◆ Task requirements:
Go through the entries below and pick out every line with "medications".

####################

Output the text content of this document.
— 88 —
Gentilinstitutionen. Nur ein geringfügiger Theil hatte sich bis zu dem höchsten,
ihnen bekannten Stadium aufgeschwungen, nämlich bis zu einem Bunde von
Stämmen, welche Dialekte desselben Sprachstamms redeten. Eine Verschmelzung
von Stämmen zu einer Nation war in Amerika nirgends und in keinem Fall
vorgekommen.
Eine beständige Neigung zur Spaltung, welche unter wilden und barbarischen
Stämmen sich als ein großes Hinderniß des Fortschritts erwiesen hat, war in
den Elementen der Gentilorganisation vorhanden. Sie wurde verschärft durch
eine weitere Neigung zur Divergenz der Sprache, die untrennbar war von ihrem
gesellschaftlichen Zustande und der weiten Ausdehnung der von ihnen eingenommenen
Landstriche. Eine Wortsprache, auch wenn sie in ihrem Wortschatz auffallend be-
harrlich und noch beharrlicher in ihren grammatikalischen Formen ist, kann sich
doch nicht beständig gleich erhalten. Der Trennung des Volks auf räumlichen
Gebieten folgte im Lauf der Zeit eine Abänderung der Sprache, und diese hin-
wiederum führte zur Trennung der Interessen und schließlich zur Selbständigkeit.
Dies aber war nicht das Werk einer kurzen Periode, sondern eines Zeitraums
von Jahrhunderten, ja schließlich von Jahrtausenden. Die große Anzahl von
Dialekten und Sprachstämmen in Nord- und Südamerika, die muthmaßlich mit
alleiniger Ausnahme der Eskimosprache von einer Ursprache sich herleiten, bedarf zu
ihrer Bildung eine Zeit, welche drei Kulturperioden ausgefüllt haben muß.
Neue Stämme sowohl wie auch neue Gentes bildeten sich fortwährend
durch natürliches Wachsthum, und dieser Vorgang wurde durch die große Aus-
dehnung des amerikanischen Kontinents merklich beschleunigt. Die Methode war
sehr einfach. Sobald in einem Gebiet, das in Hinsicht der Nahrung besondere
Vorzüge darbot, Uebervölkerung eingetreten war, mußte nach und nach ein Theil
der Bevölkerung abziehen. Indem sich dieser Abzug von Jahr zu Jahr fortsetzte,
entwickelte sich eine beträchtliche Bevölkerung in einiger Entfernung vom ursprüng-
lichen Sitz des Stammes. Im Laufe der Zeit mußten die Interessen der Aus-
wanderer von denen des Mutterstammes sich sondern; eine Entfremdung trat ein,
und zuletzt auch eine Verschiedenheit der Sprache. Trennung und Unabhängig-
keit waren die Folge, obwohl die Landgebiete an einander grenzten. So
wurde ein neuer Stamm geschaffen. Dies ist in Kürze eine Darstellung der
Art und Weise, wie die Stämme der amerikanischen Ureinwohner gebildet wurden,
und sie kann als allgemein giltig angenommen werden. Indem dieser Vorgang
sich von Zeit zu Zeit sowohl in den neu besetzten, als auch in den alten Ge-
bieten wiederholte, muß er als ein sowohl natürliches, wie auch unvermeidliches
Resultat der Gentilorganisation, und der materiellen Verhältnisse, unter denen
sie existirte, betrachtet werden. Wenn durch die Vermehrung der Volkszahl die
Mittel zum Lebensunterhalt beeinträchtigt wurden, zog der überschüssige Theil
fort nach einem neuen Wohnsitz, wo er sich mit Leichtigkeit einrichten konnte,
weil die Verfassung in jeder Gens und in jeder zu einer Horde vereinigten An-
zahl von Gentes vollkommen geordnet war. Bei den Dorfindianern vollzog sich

####################

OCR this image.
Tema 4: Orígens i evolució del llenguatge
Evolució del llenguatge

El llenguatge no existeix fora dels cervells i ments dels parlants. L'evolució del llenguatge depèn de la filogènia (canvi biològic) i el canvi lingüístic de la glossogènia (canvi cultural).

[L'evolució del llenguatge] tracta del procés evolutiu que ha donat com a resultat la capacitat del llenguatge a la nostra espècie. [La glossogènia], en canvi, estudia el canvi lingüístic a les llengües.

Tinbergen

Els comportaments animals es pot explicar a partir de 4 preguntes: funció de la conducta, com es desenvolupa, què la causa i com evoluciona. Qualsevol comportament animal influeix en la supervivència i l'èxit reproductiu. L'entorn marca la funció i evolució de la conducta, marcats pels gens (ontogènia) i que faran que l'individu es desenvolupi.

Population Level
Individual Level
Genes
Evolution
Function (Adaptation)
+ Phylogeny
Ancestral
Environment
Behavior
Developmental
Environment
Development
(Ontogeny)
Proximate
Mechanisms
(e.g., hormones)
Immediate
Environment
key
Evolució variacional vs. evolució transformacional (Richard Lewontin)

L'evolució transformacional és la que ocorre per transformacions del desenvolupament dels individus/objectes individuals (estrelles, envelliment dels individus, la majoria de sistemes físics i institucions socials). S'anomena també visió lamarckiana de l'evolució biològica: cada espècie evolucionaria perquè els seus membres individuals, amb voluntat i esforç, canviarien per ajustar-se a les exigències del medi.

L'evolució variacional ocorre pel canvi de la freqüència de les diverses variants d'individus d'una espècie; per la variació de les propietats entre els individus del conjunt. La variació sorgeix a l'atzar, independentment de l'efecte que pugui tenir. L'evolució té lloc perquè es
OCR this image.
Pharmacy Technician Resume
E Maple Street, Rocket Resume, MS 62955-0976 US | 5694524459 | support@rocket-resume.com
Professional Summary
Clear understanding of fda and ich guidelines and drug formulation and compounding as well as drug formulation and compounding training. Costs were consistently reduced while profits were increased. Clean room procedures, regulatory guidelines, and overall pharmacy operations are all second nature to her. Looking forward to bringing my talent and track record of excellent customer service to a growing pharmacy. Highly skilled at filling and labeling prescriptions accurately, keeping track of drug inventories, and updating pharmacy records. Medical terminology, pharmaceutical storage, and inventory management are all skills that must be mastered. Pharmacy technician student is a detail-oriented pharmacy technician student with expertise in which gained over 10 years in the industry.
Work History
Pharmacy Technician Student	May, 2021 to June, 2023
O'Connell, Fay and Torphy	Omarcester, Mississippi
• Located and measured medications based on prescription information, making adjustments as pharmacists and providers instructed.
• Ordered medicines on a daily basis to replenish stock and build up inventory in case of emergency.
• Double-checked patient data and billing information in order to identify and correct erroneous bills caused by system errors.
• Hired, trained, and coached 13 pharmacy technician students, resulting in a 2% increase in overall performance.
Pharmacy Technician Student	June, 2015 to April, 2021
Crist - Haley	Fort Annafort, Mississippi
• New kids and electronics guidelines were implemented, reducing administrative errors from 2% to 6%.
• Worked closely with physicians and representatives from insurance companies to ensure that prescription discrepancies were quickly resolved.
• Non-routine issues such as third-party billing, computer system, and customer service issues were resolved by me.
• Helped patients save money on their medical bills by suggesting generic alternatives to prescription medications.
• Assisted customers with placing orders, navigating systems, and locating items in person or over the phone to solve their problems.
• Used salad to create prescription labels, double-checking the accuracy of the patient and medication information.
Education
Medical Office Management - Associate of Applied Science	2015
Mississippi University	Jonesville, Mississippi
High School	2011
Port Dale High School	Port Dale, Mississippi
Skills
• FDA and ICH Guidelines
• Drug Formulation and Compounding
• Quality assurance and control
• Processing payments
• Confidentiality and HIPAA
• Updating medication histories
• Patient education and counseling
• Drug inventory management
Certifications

####################

◆ Task output:
• Located and measured medications based on prescription information, making adjustments as pharmacists and providers instructed.
• Helped patients save money on their medical bills by suggesting generic alternatives to prescription medications.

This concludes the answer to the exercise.